Task
Collect each line in the records below that contains the word "this".

Element position data
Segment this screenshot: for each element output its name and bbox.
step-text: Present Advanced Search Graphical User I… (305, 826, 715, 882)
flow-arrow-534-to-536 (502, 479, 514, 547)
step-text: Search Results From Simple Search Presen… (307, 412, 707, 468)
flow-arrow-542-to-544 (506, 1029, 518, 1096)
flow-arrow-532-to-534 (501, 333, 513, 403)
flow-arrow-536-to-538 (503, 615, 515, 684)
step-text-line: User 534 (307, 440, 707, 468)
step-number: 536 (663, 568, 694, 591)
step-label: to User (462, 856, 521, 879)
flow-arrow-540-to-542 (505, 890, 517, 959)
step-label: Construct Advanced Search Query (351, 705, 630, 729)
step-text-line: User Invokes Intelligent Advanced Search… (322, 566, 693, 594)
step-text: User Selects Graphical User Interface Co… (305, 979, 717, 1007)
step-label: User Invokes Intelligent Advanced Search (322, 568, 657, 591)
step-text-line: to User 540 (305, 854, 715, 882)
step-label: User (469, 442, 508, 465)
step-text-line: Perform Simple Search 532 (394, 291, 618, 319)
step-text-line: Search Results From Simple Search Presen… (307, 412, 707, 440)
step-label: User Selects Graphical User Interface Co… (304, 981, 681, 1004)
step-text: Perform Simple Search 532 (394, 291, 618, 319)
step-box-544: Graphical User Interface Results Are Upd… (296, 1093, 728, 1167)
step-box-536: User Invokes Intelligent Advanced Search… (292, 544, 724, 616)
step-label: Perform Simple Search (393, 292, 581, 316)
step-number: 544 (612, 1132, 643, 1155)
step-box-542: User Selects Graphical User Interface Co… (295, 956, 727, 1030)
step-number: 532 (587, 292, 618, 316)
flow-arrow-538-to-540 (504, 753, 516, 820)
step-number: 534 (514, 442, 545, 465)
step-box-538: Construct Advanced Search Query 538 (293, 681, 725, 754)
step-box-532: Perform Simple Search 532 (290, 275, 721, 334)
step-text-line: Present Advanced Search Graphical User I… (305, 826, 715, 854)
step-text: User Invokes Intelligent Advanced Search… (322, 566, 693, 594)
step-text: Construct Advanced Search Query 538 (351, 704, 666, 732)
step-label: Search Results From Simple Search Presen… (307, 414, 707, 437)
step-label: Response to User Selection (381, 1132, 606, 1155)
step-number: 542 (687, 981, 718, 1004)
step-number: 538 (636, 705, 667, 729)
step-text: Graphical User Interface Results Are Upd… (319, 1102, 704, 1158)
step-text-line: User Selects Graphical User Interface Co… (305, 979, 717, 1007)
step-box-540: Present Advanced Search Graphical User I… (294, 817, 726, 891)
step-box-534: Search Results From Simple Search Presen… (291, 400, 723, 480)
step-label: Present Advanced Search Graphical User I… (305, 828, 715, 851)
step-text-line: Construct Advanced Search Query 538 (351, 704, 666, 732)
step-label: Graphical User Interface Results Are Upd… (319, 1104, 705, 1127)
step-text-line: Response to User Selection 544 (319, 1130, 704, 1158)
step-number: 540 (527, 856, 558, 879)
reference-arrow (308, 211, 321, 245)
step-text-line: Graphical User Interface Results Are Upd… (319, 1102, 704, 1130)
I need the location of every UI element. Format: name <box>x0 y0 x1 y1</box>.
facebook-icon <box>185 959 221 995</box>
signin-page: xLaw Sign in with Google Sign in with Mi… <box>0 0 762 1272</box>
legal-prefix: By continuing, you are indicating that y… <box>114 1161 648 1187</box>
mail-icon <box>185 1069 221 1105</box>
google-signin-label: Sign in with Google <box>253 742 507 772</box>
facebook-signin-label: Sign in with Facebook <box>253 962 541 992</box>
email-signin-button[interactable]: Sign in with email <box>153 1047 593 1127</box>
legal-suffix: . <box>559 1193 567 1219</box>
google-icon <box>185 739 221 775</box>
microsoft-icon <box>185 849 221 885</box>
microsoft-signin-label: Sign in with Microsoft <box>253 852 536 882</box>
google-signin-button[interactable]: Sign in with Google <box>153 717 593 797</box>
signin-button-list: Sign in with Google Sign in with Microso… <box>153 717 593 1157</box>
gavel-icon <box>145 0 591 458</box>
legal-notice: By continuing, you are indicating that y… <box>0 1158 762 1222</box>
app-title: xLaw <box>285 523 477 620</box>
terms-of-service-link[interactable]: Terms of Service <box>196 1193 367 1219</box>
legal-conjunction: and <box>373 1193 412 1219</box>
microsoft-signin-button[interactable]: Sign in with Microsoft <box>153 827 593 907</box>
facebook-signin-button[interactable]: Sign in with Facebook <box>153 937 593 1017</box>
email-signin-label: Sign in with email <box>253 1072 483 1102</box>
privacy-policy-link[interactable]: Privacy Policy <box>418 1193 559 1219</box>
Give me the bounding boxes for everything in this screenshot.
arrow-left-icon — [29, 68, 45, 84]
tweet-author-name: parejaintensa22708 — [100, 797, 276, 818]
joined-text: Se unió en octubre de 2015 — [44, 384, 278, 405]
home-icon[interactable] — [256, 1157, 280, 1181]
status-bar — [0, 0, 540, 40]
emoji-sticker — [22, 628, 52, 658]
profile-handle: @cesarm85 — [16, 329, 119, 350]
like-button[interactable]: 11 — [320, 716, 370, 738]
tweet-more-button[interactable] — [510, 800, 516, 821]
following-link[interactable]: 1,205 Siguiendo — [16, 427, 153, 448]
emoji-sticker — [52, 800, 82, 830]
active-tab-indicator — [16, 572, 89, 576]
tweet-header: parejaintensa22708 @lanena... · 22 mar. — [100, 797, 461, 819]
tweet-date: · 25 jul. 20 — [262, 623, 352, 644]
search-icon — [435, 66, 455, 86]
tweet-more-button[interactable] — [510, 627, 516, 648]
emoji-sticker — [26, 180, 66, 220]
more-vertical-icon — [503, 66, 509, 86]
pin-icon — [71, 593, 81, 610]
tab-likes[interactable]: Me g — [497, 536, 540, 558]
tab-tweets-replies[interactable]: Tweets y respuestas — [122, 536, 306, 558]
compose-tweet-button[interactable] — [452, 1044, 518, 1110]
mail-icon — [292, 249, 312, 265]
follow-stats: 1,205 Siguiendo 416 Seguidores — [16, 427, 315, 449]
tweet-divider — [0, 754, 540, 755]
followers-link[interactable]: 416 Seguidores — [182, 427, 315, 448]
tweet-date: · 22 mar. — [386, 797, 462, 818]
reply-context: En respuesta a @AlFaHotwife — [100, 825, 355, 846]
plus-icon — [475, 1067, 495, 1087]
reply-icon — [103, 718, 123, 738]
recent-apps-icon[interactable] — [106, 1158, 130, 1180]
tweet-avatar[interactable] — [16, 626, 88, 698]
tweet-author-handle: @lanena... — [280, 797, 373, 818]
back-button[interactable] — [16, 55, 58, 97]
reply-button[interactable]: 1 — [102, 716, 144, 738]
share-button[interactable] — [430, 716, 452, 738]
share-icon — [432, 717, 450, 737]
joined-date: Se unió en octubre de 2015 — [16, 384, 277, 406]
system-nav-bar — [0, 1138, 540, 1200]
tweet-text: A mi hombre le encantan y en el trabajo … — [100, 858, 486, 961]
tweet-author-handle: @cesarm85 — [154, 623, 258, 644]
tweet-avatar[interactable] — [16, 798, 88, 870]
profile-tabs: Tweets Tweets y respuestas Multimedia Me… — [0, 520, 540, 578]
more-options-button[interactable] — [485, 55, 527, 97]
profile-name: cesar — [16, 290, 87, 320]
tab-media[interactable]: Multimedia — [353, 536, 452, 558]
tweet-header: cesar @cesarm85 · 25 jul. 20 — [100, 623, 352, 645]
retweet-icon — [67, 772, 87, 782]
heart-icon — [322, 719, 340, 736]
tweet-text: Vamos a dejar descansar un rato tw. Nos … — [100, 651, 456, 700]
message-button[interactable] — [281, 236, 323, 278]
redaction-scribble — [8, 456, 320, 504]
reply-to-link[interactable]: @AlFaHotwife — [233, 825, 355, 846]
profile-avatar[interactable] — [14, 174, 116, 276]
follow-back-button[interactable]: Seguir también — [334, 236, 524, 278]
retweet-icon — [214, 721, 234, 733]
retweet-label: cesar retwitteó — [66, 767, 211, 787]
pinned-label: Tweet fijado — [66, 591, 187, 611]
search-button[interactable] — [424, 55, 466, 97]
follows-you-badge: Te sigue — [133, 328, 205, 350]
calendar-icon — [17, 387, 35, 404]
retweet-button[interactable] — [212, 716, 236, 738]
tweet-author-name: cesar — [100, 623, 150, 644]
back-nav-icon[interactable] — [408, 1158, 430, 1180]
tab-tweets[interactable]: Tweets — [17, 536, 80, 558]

Task response
Segment this screenshot: for each element output its name and bbox.
Give me the bounding boxes for everything in this screenshot.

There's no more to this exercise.